(Data excerpts)
# # #

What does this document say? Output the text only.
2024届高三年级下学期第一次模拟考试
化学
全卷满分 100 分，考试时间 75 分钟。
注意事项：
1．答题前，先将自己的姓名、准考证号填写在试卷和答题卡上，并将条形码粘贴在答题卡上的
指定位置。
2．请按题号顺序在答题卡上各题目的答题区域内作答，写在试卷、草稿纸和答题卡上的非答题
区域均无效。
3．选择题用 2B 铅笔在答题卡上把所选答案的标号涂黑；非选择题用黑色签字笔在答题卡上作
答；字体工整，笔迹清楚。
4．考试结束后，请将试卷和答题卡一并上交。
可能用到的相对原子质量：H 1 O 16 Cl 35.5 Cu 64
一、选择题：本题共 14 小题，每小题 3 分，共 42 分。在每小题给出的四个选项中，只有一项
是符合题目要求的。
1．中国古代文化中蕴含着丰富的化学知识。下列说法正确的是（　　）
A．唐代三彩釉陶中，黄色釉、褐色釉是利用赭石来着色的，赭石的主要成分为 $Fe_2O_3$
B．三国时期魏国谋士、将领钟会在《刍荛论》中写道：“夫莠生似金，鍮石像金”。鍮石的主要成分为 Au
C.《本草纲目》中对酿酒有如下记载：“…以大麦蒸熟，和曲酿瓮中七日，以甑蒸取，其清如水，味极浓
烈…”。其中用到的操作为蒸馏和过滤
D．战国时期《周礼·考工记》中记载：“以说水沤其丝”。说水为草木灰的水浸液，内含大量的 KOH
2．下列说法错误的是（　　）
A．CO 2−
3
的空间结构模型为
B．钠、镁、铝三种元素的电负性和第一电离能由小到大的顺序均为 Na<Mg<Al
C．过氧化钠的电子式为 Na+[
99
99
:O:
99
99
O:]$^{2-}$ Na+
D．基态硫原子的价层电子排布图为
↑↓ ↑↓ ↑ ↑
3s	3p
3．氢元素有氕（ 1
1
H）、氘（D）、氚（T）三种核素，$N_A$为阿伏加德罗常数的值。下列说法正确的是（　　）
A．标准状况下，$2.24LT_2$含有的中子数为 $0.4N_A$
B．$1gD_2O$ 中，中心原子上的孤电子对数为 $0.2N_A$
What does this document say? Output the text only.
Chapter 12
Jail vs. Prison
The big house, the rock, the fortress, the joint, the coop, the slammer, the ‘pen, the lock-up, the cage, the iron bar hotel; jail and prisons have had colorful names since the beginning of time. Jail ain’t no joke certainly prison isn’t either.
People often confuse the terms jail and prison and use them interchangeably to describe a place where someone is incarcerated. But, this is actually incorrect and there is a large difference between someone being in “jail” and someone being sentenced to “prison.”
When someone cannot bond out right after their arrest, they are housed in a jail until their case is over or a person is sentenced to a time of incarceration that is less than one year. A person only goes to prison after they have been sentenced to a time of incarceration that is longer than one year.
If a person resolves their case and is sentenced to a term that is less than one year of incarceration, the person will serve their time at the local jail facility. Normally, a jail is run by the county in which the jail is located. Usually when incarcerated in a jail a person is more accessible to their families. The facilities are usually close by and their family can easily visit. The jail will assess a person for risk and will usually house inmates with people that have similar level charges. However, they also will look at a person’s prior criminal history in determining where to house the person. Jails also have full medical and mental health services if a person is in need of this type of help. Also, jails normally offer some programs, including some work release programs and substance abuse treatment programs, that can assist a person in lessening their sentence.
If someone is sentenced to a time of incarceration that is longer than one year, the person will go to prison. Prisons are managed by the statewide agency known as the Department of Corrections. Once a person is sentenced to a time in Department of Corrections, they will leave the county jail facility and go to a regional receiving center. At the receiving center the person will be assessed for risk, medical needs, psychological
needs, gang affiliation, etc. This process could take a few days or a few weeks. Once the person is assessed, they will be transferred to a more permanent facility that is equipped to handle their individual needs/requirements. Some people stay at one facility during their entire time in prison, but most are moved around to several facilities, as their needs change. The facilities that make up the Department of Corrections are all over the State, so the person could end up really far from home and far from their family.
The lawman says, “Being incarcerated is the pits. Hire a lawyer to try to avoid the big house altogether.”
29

# # #

• _Task requirements_
Transcribe each record exactly. Leave nothing out.

• _Response to this task_
What does this document say? Output the text only.
2024届高三年级下学期第一次模拟考试
化学
全卷满分 100 分，考试时间 75 分钟。
注意事项：
1．答题前，先将自己的姓名、准考证号填写在试卷和答题卡上，并将条形码粘贴在答题卡上的
指定位置。
2．请按题号顺序在答题卡上各题目的答题区域内作答，写在试卷、草稿纸和答题卡上的非答题
区域均无效。
3．选择题用 2B 铅笔在答题卡上把所选答案的标号涂黑；非选择题用黑色签字笔在答题卡上作
答；字体工整，笔迹清楚。
4．考试结束后，请将试卷和答题卡一并上交。
可能用到的相对原子质量：H 1 O 16 Cl 35.5 Cu 64
一、选择题：本题共 14 小题，每小题 3 分，共 42 分。在每小题给出的四个选项中，只有一项
是符合题目要求的。
1．中国古代文化中蕴含着丰富的化学知识。下列说法正确的是（　　）
A．唐代三彩釉陶中，黄色釉、褐色釉是利用赭石来着色的，赭石的主要成分为 $Fe_2O_3$
B．三国时期魏国谋士、将领钟会在《刍荛论》中写道：“夫莠生似金，鍮石像金”。鍮石的主要成分为 Au
C.《本草纲目》中对酿酒有如下记载：“…以大麦蒸熟，和曲酿瓮中七日，以甑蒸取，其清如水，味极浓
烈…”。其中用到的操作为蒸馏和过滤
D．战国时期《周礼·考工记》中记载：“以说水沤其丝”。说水为草木灰的水浸液，内含大量的 KOH
2．下列说法错误的是（　　）
A．CO 2−
3
的空间结构模型为
B．钠、镁、铝三种元素的电负性和第一电离能由小到大的顺序均为 Na<Mg<Al
C．过氧化钠的电子式为 Na+[
99
99
:O:
99
99
O:]$^{2-}$ Na+
D．基态硫原子的价层电子排布图为
↑↓ ↑↓ ↑ ↑
3s	3p
3．氢元素有氕（ 1
1
H）、氘（D）、氚（T）三种核素，$N_A$为阿伏加德罗常数的值。下列说法正确的是（　　）
A．标准状况下，$2.24LT_2$含有的中子数为 $0.4N_A$
B．$1gD_2O$ 中，中心原子上的孤电子对数为 $0.2N_A$
What does this document say? Output the text only.
Chapter 12
Jail vs. Prison
The big house, the rock, the fortress, the joint, the coop, the slammer, the ‘pen, the lock-up, the cage, the iron bar hotel; jail and prisons have had colorful names since the beginning of time. Jail ain’t no joke certainly prison isn’t either.
People often confuse the terms jail and prison and use them interchangeably to describe a place where someone is incarcerated. But, this is actually incorrect and there is a large difference between someone being in “jail” and someone being sentenced to “prison.”
When someone cannot bond out right after their arrest, they are housed in a jail until their case is over or a person is sentenced to a time of incarceration that is less than one year. A person only goes to prison after they have been sentenced to a time of incarceration that is longer than one year.
If a person resolves their case and is sentenced to a term that is less than one year of incarceration, the person will serve their time at the local jail facility. Normally, a jail is run by the county in which the jail is located. Usually when incarcerated in a jail a person is more accessible to their families. The facilities are usually close by and their family can easily visit. The jail will assess a person for risk and will usually house inmates with people that have similar level charges. However, they also will look at a person’s prior criminal history in determining where to house the person. Jails also have full medical and mental health services if a person is in need of this type of help. Also, jails normally offer some programs, including some work release programs and substance abuse treatment programs, that can assist a person in lessening their sentence.
If someone is sentenced to a time of incarceration that is longer than one year, the person will go to prison. Prisons are managed by the statewide agency known as the Department of Corrections. Once a person is sentenced to a time in Department of Corrections, they will leave the county jail facility and go to a regional receiving center. At the receiving center the person will be assessed for risk, medical needs, psychological
needs, gang affiliation, etc. This process could take a few days or a few weeks. Once the person is assessed, they will be transferred to a more permanent facility that is equipped to handle their individual needs/requirements. Some people stay at one facility during their entire time in prison, but most are moved around to several facilities, as their needs change. The facilities that make up the Department of Corrections are all over the State, so the person could end up really far from home and far from their family.
The lawman says, “Being incarcerated is the pits. Hire a lawyer to try to avoid the big house altogether.”
29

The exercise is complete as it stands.